▶ [WHAT IS REQUIRED] Only the number is needed: how many lines contain the word "labels"?

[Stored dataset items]

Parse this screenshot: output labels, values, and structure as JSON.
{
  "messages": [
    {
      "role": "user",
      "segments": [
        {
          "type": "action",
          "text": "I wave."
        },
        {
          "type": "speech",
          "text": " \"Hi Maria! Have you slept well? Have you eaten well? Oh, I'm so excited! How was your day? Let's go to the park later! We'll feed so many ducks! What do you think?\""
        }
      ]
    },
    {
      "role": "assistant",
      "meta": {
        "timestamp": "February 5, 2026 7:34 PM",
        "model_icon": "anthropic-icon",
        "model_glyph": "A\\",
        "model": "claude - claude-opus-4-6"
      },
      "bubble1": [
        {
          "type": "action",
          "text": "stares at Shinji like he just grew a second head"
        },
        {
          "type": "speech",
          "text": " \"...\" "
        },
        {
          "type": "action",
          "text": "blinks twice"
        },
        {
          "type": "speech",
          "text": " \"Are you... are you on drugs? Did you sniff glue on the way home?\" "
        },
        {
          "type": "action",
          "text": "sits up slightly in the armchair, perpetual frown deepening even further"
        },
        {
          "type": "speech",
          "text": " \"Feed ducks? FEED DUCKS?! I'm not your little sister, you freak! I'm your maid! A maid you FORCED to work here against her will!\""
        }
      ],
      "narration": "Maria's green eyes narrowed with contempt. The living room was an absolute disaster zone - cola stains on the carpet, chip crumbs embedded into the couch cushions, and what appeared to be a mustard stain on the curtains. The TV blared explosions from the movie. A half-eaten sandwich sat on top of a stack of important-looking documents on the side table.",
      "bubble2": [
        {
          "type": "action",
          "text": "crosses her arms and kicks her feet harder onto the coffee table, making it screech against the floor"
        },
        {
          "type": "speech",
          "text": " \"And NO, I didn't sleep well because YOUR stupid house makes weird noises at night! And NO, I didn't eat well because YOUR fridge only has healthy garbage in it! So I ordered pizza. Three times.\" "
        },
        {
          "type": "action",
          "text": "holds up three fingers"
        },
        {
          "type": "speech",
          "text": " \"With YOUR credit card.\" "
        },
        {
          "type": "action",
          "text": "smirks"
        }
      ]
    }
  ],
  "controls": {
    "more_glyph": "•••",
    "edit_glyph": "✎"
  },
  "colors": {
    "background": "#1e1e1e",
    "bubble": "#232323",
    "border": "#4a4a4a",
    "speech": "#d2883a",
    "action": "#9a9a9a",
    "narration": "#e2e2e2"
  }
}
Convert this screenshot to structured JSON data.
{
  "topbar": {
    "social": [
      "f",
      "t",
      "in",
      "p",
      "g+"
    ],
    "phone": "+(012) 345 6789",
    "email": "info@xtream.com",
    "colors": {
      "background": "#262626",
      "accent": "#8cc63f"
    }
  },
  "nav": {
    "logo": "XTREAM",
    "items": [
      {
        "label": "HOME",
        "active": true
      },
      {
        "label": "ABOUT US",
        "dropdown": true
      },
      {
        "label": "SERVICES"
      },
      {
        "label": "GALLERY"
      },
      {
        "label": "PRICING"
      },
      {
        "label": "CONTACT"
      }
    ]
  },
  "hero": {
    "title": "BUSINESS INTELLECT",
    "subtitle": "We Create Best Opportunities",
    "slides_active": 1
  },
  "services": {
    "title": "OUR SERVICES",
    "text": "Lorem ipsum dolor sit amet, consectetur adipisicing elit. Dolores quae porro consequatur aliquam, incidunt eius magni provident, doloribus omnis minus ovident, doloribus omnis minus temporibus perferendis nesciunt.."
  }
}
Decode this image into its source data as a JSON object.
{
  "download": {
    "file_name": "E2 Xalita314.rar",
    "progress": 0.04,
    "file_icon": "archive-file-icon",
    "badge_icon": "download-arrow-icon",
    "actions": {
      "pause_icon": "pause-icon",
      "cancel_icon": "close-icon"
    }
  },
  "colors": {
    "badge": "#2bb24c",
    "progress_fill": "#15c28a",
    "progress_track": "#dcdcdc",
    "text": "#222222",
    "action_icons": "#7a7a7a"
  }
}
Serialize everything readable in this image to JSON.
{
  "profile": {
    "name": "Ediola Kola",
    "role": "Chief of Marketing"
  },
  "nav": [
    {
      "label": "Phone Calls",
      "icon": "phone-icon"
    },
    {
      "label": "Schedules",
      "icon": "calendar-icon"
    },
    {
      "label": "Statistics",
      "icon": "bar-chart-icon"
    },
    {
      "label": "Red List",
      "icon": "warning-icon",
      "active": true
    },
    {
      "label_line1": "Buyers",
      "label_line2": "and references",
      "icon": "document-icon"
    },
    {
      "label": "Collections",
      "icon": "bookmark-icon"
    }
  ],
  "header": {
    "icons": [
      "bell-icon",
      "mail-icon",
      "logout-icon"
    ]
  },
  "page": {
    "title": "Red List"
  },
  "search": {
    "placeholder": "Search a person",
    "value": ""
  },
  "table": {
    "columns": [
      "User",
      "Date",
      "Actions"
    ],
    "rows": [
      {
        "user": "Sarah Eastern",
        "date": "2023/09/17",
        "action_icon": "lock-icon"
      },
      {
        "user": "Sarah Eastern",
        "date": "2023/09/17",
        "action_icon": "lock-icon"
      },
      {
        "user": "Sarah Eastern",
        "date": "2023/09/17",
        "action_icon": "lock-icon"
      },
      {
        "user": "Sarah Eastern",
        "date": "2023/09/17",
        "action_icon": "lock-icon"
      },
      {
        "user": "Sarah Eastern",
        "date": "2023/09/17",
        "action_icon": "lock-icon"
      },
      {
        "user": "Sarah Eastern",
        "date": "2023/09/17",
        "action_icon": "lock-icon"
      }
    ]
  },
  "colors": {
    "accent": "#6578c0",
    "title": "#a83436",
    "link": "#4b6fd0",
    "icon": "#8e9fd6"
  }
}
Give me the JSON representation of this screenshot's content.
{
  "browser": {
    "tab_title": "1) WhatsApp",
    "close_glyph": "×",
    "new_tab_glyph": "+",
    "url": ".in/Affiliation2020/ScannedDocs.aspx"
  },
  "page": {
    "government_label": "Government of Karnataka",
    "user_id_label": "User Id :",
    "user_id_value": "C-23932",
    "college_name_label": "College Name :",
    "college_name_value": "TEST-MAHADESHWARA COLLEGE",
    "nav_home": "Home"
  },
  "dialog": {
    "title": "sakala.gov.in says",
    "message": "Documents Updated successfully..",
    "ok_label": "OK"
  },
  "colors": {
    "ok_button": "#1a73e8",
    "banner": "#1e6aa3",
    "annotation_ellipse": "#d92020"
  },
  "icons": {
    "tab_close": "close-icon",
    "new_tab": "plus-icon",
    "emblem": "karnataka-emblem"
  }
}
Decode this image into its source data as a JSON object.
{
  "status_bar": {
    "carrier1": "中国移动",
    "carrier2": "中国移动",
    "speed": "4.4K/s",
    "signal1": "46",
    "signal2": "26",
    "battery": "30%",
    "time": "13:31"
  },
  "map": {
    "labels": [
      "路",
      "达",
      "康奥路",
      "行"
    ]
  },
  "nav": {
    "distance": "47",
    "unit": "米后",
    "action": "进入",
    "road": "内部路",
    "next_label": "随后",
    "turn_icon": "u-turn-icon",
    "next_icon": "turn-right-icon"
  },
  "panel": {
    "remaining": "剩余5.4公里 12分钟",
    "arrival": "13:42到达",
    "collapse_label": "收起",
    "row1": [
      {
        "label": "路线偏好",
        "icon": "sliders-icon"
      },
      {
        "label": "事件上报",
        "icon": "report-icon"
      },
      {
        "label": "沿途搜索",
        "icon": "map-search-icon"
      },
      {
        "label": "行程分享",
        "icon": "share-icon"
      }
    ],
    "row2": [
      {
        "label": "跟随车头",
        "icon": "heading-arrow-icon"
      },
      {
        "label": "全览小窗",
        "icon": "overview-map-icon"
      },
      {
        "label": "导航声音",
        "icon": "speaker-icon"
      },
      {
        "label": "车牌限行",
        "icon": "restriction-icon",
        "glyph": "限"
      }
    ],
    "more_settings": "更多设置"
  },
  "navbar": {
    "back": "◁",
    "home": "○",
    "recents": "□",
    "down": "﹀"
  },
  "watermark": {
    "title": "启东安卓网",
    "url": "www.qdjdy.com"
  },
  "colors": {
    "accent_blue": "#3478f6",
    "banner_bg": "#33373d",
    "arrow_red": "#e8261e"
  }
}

▶ [FINAL RESULT] 2